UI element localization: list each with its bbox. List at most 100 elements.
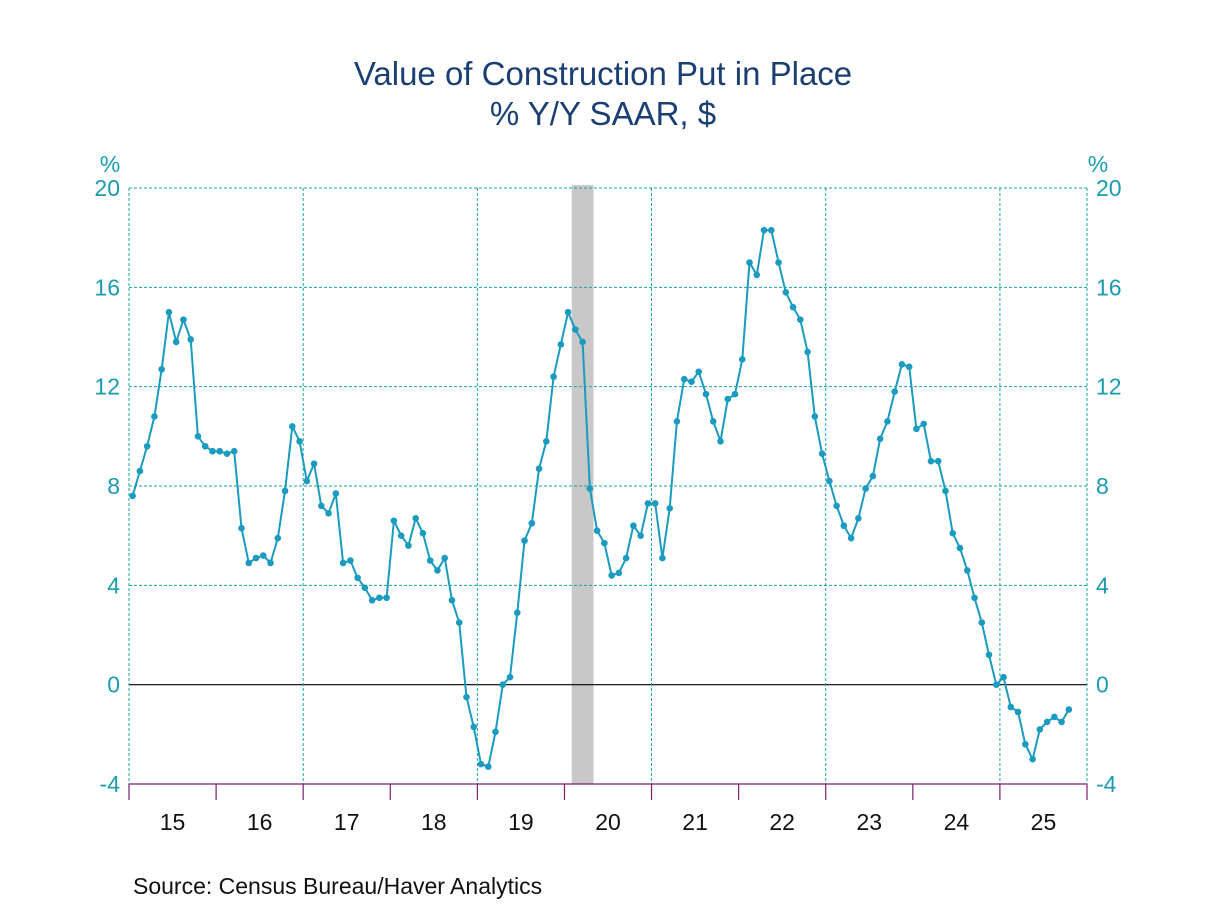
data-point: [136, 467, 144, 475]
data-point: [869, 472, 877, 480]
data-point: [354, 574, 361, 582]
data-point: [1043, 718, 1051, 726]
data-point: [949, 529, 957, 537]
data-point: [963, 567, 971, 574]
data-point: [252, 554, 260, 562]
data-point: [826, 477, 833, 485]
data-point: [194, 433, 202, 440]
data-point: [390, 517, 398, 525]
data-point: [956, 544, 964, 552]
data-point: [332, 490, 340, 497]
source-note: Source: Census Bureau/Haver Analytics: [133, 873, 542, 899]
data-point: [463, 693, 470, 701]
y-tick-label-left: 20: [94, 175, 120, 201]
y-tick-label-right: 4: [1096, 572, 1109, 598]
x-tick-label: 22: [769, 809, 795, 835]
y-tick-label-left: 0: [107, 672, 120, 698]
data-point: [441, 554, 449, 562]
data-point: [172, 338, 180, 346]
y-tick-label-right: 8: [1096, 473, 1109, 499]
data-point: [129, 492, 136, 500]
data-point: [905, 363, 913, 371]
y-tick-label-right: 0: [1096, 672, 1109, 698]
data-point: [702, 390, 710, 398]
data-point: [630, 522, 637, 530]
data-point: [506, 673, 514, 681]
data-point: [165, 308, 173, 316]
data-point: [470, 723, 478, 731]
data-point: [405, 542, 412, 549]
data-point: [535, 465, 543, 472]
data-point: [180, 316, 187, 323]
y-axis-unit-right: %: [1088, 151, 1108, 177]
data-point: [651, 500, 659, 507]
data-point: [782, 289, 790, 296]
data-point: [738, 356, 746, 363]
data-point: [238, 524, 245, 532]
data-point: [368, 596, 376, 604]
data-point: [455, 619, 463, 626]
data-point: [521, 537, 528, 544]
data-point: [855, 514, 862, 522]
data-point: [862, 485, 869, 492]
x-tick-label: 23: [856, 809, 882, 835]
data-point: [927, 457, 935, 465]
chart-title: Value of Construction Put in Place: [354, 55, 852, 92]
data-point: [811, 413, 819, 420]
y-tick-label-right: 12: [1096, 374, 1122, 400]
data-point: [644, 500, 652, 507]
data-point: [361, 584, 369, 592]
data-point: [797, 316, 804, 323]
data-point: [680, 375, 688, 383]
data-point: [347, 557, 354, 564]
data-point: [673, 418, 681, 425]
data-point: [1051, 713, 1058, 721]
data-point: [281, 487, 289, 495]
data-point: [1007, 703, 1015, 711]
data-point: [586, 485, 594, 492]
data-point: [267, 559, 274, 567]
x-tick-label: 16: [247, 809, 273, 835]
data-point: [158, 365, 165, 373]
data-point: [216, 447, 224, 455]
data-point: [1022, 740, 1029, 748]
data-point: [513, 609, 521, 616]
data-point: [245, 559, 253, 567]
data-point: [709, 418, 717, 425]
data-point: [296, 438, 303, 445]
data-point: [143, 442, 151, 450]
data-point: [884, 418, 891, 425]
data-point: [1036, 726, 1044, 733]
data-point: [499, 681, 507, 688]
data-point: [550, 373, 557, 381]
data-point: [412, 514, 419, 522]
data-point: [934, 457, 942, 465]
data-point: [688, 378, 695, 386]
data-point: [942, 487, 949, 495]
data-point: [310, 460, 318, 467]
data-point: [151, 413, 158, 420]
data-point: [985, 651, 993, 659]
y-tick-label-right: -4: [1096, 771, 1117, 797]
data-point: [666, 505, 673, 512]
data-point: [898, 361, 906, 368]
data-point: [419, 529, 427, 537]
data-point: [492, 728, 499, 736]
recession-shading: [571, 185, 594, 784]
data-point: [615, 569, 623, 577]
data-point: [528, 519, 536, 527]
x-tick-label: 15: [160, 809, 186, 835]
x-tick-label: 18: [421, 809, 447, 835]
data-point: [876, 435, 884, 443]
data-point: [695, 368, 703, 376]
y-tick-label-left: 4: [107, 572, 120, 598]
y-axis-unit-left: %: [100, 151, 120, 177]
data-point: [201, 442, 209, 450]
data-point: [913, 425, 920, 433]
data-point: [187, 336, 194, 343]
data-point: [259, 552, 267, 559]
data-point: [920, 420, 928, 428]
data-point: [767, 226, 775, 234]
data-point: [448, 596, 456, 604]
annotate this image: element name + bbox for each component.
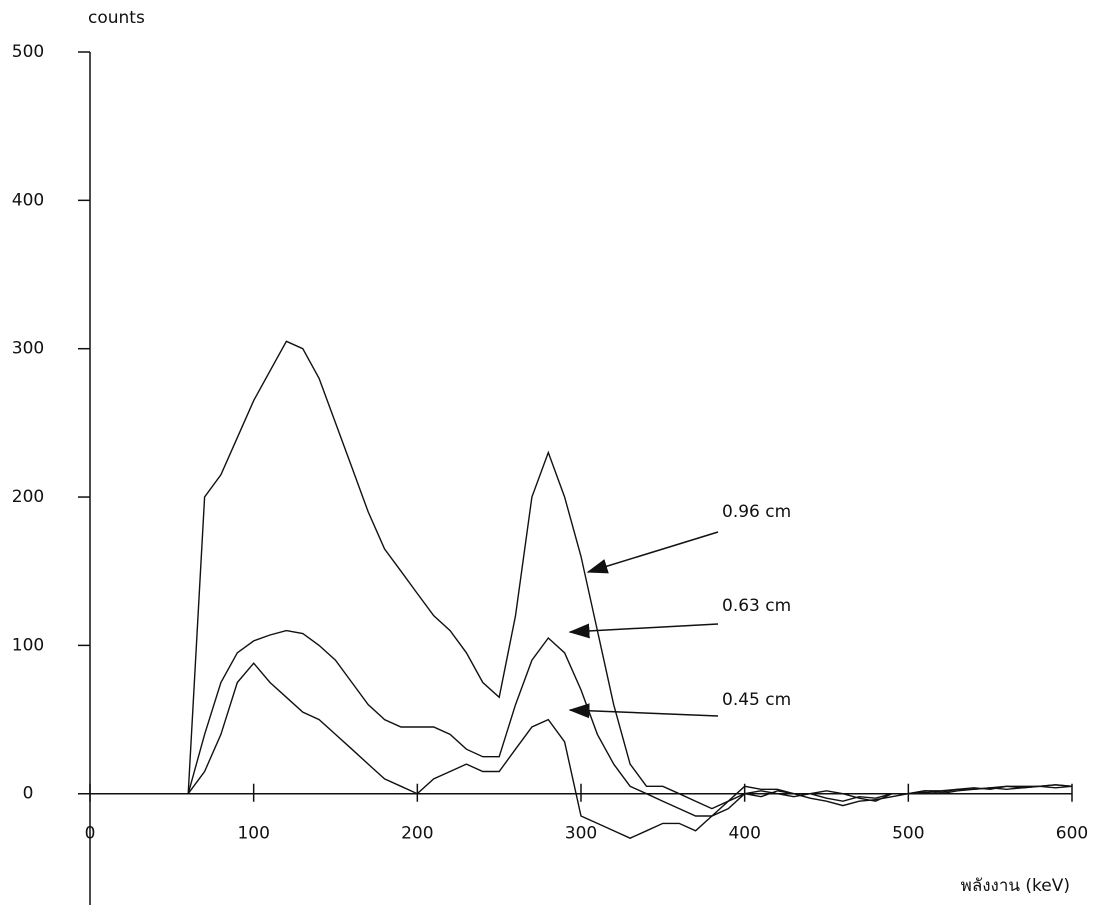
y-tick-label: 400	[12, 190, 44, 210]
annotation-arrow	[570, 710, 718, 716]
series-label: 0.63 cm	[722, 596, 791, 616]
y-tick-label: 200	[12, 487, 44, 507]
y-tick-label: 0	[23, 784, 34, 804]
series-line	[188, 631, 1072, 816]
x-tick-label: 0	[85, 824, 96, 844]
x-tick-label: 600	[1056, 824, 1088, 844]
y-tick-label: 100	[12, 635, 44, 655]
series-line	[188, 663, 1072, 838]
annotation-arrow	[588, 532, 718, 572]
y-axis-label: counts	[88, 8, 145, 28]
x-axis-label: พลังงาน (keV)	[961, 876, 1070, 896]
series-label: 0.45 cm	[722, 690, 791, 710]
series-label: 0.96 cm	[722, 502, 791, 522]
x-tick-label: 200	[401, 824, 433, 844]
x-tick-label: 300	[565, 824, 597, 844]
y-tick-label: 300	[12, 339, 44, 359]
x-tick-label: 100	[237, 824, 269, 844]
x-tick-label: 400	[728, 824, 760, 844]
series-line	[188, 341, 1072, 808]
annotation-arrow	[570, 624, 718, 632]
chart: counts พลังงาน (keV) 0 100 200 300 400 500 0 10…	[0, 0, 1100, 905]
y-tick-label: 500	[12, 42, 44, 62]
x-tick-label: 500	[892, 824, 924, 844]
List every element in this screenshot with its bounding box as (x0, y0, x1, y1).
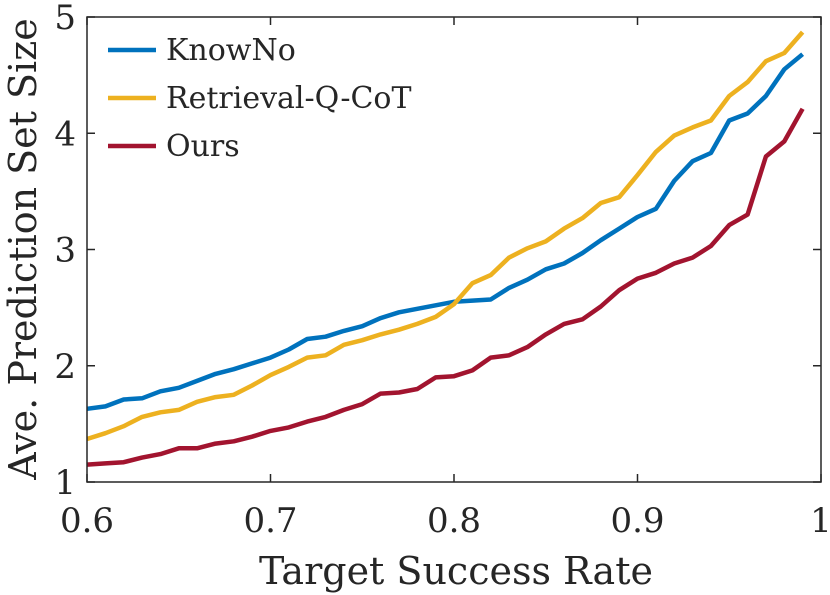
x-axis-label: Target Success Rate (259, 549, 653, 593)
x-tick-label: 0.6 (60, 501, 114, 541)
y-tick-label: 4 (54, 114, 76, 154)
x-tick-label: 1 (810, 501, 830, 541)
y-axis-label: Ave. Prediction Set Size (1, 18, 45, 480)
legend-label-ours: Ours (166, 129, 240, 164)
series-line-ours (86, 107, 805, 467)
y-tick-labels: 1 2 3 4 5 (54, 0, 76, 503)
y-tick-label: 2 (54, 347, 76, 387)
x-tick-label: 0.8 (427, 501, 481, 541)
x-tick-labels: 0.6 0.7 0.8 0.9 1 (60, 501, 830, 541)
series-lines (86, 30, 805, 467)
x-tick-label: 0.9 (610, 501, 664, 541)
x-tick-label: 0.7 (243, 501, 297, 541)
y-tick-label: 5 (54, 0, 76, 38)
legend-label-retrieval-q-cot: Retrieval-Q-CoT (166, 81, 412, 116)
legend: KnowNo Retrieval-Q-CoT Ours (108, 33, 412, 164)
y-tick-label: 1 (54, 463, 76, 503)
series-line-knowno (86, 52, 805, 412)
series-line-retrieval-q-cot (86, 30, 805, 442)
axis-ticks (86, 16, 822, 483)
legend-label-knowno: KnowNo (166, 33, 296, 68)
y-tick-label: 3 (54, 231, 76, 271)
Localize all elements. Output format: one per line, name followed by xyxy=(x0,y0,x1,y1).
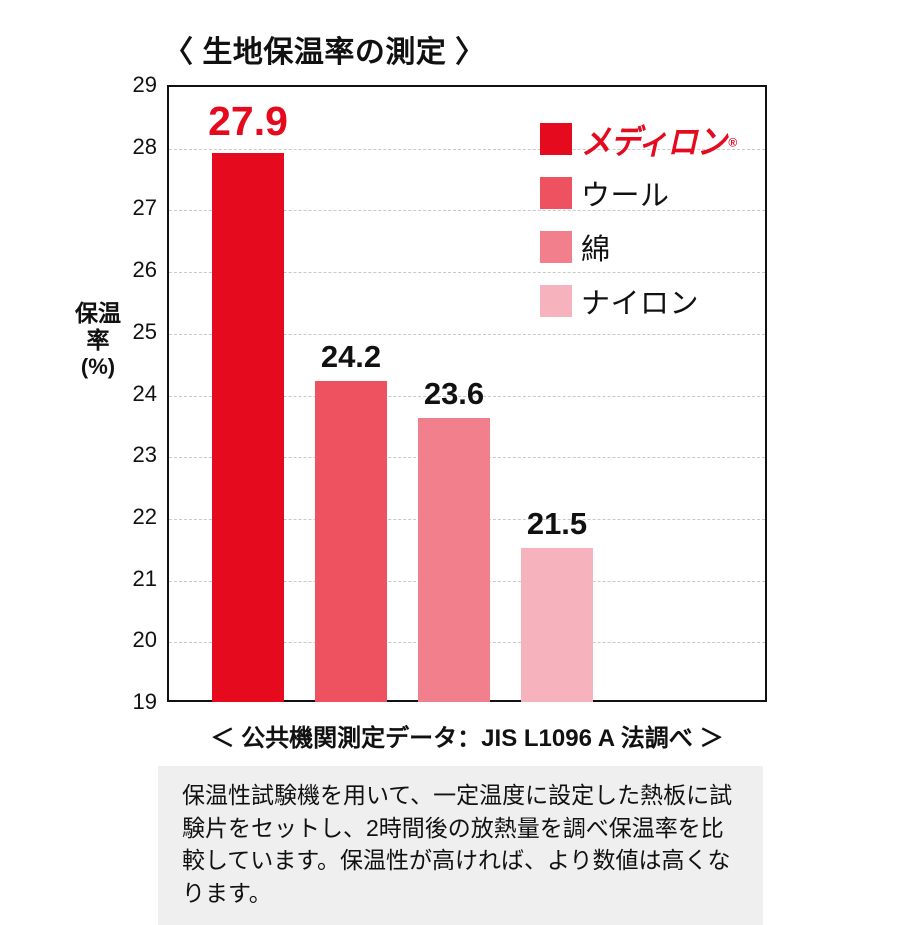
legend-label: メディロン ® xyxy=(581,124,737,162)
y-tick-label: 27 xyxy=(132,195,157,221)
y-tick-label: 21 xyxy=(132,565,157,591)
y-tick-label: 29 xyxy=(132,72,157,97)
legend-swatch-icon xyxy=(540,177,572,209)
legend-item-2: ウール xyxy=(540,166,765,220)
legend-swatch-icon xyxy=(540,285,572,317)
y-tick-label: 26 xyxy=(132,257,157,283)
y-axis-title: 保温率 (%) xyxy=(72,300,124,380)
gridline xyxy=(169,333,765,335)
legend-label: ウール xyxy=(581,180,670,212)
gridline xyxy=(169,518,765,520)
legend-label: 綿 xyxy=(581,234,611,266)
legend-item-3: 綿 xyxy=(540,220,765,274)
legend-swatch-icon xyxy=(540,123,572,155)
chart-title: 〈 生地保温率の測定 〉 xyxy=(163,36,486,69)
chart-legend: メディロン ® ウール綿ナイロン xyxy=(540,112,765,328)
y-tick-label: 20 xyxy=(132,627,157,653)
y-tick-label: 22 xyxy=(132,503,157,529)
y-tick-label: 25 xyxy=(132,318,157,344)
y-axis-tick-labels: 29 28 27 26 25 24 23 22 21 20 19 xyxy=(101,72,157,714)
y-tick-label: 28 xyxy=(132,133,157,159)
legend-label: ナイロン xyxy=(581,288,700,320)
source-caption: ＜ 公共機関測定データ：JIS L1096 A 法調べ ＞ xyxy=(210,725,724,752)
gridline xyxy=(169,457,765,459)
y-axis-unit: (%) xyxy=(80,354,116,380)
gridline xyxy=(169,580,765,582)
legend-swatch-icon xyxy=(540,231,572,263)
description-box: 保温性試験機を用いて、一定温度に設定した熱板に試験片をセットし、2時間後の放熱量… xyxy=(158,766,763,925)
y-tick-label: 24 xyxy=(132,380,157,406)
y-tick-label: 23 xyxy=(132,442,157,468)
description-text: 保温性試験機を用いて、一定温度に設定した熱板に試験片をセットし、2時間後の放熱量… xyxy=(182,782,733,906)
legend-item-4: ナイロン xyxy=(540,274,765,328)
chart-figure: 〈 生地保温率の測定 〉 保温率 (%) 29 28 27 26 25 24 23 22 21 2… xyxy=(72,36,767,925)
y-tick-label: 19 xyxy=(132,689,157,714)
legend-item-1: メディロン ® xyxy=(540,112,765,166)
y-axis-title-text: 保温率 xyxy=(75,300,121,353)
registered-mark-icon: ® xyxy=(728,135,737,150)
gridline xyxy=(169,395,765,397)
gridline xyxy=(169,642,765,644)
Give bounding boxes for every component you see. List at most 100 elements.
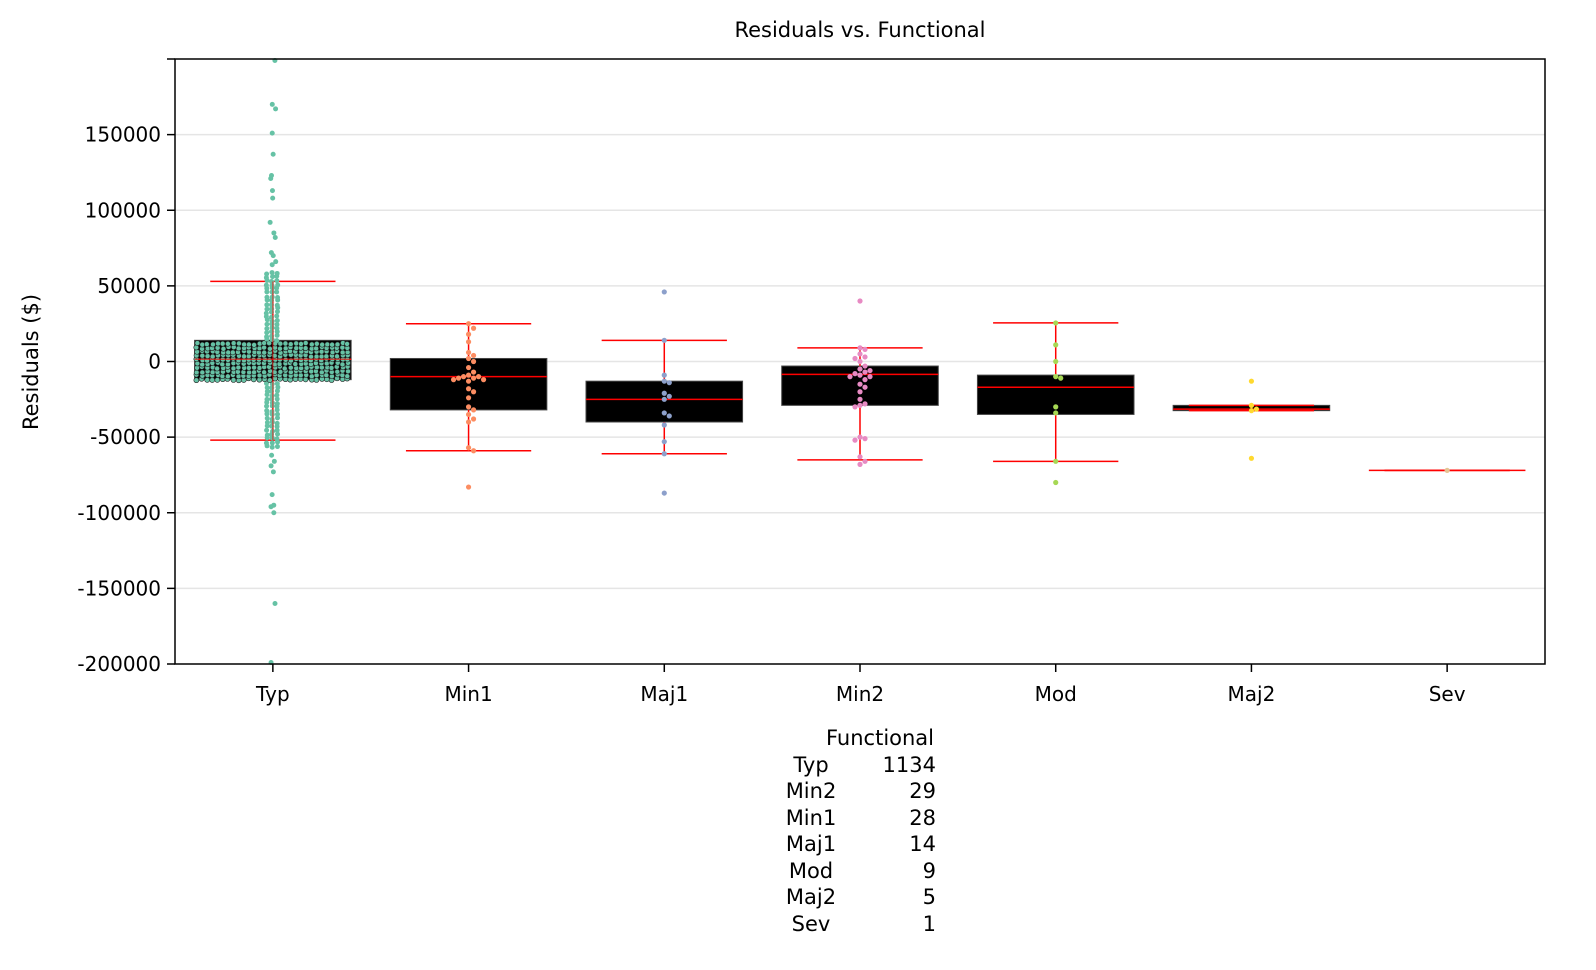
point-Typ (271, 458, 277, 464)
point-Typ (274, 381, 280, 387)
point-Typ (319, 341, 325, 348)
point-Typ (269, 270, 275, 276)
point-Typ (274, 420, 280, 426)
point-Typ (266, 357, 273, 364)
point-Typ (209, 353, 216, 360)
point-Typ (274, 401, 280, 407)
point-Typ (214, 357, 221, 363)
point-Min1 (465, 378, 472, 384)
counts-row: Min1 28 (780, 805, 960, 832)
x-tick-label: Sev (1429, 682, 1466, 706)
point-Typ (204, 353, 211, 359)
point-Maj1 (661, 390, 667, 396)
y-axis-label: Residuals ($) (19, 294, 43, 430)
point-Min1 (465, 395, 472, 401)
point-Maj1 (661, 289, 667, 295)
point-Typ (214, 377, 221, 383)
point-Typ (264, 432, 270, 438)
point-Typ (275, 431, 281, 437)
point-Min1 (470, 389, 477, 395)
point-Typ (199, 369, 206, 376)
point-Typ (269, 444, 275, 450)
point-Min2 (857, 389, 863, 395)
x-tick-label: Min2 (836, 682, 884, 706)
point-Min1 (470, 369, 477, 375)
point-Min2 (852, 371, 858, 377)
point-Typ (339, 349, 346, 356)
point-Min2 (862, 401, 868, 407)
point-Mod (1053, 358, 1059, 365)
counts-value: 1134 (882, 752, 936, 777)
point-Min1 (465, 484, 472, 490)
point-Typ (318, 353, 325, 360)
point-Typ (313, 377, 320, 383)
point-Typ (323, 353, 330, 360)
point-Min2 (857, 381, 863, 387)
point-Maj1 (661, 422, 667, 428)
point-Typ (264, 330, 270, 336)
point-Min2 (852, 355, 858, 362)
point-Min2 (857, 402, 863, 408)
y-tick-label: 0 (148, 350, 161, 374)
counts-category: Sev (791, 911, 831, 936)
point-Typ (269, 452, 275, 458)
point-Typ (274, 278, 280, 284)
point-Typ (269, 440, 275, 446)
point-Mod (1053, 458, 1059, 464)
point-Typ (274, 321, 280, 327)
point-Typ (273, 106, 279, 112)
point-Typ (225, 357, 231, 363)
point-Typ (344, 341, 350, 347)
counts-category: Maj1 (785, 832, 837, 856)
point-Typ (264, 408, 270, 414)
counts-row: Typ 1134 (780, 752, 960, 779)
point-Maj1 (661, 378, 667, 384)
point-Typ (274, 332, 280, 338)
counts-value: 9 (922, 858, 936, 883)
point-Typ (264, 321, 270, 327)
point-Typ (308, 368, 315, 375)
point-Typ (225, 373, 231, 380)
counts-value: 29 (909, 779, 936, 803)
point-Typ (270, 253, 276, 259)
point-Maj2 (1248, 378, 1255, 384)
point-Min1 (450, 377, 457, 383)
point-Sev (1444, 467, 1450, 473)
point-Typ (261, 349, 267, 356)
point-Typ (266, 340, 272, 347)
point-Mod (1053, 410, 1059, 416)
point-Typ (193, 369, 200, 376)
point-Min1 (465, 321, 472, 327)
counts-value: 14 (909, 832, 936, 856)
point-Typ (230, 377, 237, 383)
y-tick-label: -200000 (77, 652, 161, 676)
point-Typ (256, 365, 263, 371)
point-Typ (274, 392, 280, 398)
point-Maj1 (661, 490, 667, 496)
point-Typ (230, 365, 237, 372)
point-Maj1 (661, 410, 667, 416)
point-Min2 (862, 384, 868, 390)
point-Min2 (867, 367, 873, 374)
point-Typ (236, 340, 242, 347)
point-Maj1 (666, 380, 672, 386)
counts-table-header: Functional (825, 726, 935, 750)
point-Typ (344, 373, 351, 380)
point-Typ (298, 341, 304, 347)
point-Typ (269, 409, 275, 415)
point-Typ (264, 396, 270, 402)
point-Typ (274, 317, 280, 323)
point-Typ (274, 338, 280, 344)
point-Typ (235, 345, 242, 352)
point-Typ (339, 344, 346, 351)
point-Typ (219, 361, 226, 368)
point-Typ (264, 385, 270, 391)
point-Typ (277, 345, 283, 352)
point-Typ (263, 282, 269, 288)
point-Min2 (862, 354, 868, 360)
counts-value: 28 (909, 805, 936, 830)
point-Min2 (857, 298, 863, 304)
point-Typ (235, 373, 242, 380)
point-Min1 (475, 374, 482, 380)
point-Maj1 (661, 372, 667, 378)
+++++
> WHAT NEEDS TO BE DONE: Lay out as a JSON list of strings the lines starting at the one containing "data-point: [136, 467, 144, 475]" and ending at the one containing "x-tick-label: 22: [769, 809, 795, 835]", both included, one string per line with blank lines left out.

> WRITTEN ANSWER:
[
  "data-point: [136, 467, 144, 475]",
  "data-point: [869, 472, 877, 480]",
  "data-point: [354, 574, 361, 582]",
  "data-point: [1043, 718, 1051, 726]",
  "data-point: [949, 529, 957, 537]",
  "data-point: [963, 567, 971, 574]",
  "data-point: [252, 554, 260, 562]",
  "data-point: [826, 477, 833, 485]",
  "data-point: [194, 433, 202, 440]",
  "data-point: [390, 517, 398, 525]",
  "data-point: [956, 544, 964, 552]",
  "data-point: [332, 490, 340, 497]",
  "source-note: Source: Census Bureau/Haver Analytics: [133, 873, 542, 899]",
  "data-point: [463, 693, 470, 701]",
  "y-tick-label-left: 20: [94, 175, 120, 201]",
  "y-tick-label-right: 4: [1096, 572, 1109, 598]",
  "x-tick-label: 22: [769, 809, 795, 835]"
]